СТРАНИЦА:

——————————

Ленина фраза: «Знаешь, почему у нас такая хорошая агентурная сеть в Палестине? Да потому, что слишком узок для жизни современного человека проповедуемый ими вариант ислама. Слишком много запретов для живой жизни. И потому так много арабов, готовых к сотрудничеству».
Жуткое ощущение, когда смотришь по ТВ на грузную, как башня средневековой крепости, пожилую мусульманку, с щелью в черной ткани, из которой светят ее глаза, и слушаешь клокотание в ее голосе: «Уничтожить Израиль! Стереть с лица земли эту разъедающую жизнь мировую язву! Жизни не пожалеем!» Персонификация ненависти, реальной готовности умереть за то, чтобы не было на земле евреев. Тут нет места для мысли, для человеческого разговора. Куда там до нее Шевченке с Куняевым. Ощущение, как будто на тебя поезд прет.
Ну а я записываю все это, сидя на том же каменном крыльце, в тенечке от черепичной крыши и виноградных лоз. С дремлющими передо мной в кресле и на диване двумя стариками. С яростным чириканьем птиц на деревьях и со звуком их крыльев, взбалтывающих короткими сильными взмахами воздух. Маленькие птицы, а сколько шума. С треском цикад и отдаленным подвыванием бензопил, клекотом отбойных молотков, визгом сверл, вгрызающихся в камень.
Турист ты здесь или не турист, это уже, в конечном счете, гомеопатия.
Все дело в том, на что и как смотришь.
Ну да, исторические камни Иерусалима, Хеврона, Вифлеема. История Израиля. Она же — история всемирная, откуда начинался язык той культуры, на котором мы говорим. И мы ловим следы человеческих рук на камнях как свидетельства рождения этого языка, то есть — нас. Мы видим следы, оставленные человеком две или три тысячи лет назад. Но ведь камень — он ведь еще и сам по себе. Он такой же древний. Для нас — почти вечный. У него свои измерения жизни, как и у собаки Игоря Руши, которая крутится возле меня, как у птиц, вспархивающих с каменных перил крыльца, когда я тянусь за пепельницей. Они не разговаривают с нами. Они сами по себе. И мы сами тоже ведь включены в этот мир на тех же правах, что и камень, и птица, и собака. И не обязательно ставить себя выше всех и числить их добавлением к нашему миру. Камню нет дела до следа, оставленного на нем инструментом резчика тысячу лет назад. Или — до тени, упавшей на него от проносившего мимо свой крест Христа. Мы же, отслеживая эти следы, эти тени, пытаемся разговаривать, тем не менее, с камнем, а не с самими собой. Но получается с трудом.

——————————

ИМЕЮЩИЕСЯ ДАННЫЕ:
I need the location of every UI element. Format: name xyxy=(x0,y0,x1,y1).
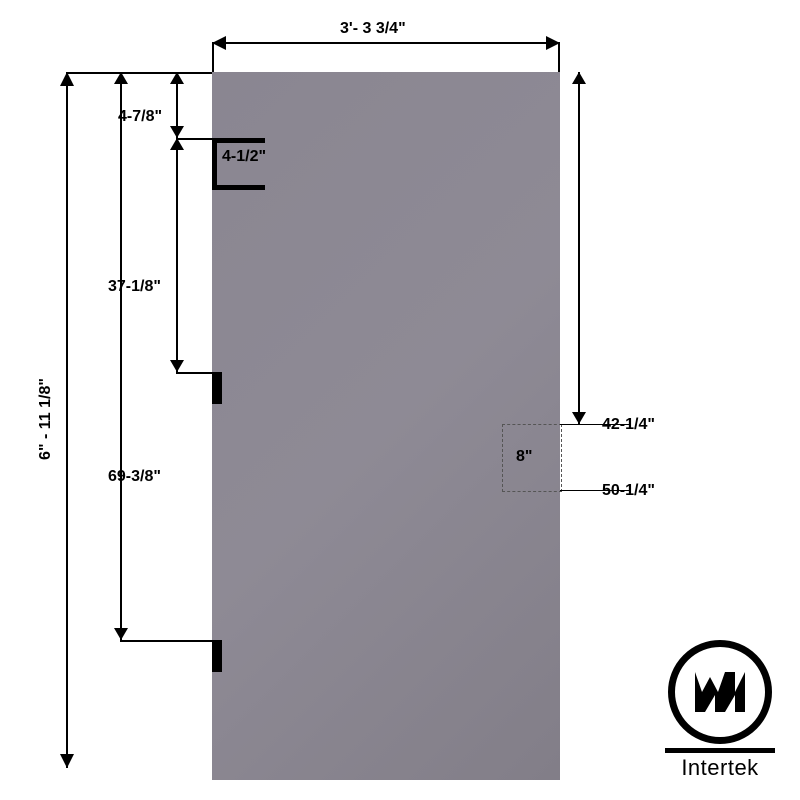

——————————

ЗАДАНИЯ:
• a. Соответствуют ли тексту утверждения ниже? Для каждого ответьте «да» или «нет» и дословно приведите слова текста, которые это решают.
(i) Записи делаются на каменном крыльце.
(ii) Собака, что крутится рядом, принадлежит Игорю Руше.
(iii) Камень хранит память о тени Христа.
• b. Перепишите из текста без изменений фрагмент, который начинается словами «Ну а я записываю» и заканчивается словами «конечном счете, гомеопатия.».

РЕШЕНИЯ ЗАДАНИЙ:
• a.
(i) Да: «Ну а я записываю все это, сидя на том же каменном крыльце».
(ii) Да: «как и у собаки Игоря Руши, которая крутится возле меня».
(iii) Нет: «Камню нет дела до следа, оставленного на нем инструментом резчика тысячу лет назад. Или — до тени, упавшей на него от проносившего мимо свой крест Христа».

• b.
Ну а я записываю все это, сидя на том же каменном крыльце, в тенечке от черепичной крыши и виноградных лоз. С дремлющими передо мной в кресле и на диване двумя стариками. С яростным чириканьем птиц на деревьях и со звуком их крыльев, взбалтывающих короткими сильными взмахами воздух. Маленькие птицы, а сколько шума. С треском цикад и отдаленным подвыванием бензопил, клекотом отбойных молотков, визгом сверл, вгрызающихся в камень.
Турист ты здесь или не турист, это уже, в конечном счете, гомеопатия.